Exercise goal: Set down each entry from the block beneath, exactly as written.

Data for processing:
▬▬▬▬▬▬▬▬▬▬
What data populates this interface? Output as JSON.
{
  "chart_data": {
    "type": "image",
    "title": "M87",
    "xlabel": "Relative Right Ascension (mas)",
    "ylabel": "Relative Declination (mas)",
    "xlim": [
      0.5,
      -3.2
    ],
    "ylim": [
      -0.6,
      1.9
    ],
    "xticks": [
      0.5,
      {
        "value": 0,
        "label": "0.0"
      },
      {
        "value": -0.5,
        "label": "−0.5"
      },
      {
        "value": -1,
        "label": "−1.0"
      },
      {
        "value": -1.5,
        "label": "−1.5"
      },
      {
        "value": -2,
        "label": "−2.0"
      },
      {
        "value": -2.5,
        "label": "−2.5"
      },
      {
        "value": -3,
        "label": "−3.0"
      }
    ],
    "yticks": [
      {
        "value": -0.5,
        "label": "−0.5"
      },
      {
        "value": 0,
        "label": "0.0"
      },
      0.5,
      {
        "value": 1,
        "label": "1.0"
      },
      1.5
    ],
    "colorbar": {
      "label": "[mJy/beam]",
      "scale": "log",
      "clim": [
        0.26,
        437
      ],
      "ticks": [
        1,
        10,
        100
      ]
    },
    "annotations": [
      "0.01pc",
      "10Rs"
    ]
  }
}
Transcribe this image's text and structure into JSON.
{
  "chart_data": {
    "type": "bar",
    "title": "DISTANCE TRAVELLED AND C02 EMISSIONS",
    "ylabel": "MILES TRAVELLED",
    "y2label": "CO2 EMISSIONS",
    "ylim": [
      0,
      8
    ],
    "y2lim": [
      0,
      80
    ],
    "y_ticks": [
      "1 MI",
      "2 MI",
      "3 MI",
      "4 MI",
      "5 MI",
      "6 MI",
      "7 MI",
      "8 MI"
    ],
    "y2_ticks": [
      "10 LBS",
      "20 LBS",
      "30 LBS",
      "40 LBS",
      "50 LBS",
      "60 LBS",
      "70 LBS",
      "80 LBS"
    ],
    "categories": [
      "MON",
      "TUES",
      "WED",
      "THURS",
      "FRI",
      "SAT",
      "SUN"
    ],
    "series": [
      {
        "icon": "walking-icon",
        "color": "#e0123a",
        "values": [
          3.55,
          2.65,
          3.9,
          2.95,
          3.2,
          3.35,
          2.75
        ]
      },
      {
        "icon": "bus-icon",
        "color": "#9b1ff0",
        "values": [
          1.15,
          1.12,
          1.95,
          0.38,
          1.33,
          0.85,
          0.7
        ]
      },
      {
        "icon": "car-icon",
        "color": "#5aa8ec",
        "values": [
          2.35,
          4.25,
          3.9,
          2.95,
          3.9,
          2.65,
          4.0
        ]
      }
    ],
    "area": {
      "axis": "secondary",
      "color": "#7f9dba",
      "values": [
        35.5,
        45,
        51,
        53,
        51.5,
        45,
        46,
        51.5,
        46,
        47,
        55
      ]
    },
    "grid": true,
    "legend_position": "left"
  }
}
▬▬▬▬▬▬▬▬▬▬
Output for this exercise:
What data populates this interface? Output as JSON.
{
  "chart_data": {
    "type": "image",
    "title": "M87",
    "xlabel": "Relative Right Ascension (mas)",
    "ylabel": "Relative Declination (mas)",
    "xlim": [
      0.5,
      -3.2
    ],
    "ylim": [
      -0.6,
      1.9
    ],
    "xticks": [
      0.5,
      {
        "value": 0,
        "label": "0.0"
      },
      {
        "value": -0.5,
        "label": "−0.5"
      },
      {
        "value": -1,
        "label": "−1.0"
      },
      {
        "value": -1.5,
        "label": "−1.5"
      },
      {
        "value": -2,
        "label": "−2.0"
      },
      {
        "value": -2.5,
        "label": "−2.5"
      },
      {
        "value": -3,
        "label": "−3.0"
      }
    ],
    "yticks": [
      {
        "value": -0.5,
        "label": "−0.5"
      },
      {
        "value": 0,
        "label": "0.0"
      },
      0.5,
      {
        "value": 1,
        "label": "1.0"
      },
      1.5
    ],
    "colorbar": {
      "label": "[mJy/beam]",
      "scale": "log",
      "clim": [
        0.26,
        437
      ],
      "ticks": [
        1,
        10,
        100
      ]
    },
    "annotations": [
      "0.01pc",
      "10Rs"
    ]
  }
}
Transcribe this image's text and structure into JSON.
{
  "chart_data": {
    "type": "bar",
    "title": "DISTANCE TRAVELLED AND C02 EMISSIONS",
    "ylabel": "MILES TRAVELLED",
    "y2label": "CO2 EMISSIONS",
    "ylim": [
      0,
      8
    ],
    "y2lim": [
      0,
      80
    ],
    "y_ticks": [
      "1 MI",
      "2 MI",
      "3 MI",
      "4 MI",
      "5 MI",
      "6 MI",
      "7 MI",
      "8 MI"
    ],
    "y2_ticks": [
      "10 LBS",
      "20 LBS",
      "30 LBS",
      "40 LBS",
      "50 LBS",
      "60 LBS",
      "70 LBS",
      "80 LBS"
    ],
    "categories": [
      "MON",
      "TUES",
      "WED",
      "THURS",
      "FRI",
      "SAT",
      "SUN"
    ],
    "series": [
      {
        "icon": "walking-icon",
        "color": "#e0123a",
        "values": [
          3.55,
          2.65,
          3.9,
          2.95,
          3.2,
          3.35,
          2.75
        ]
      },
      {
        "icon": "bus-icon",
        "color": "#9b1ff0",
        "values": [
          1.15,
          1.12,
          1.95,
          0.38,
          1.33,
          0.85,
          0.7
        ]
      },
      {
        "icon": "car-icon",
        "color": "#5aa8ec",
        "values": [
          2.35,
          4.25,
          3.9,
          2.95,
          3.9,
          2.65,
          4.0
        ]
      }
    ],
    "area": {
      "axis": "secondary",
      "color": "#7f9dba",
      "values": [
        35.5,
        45,
        51,
        53,
        51.5,
        45,
        46,
        51.5,
        46,
        47,
        55
      ]
    },
    "grid": true,
    "legend_position": "left"
  }
}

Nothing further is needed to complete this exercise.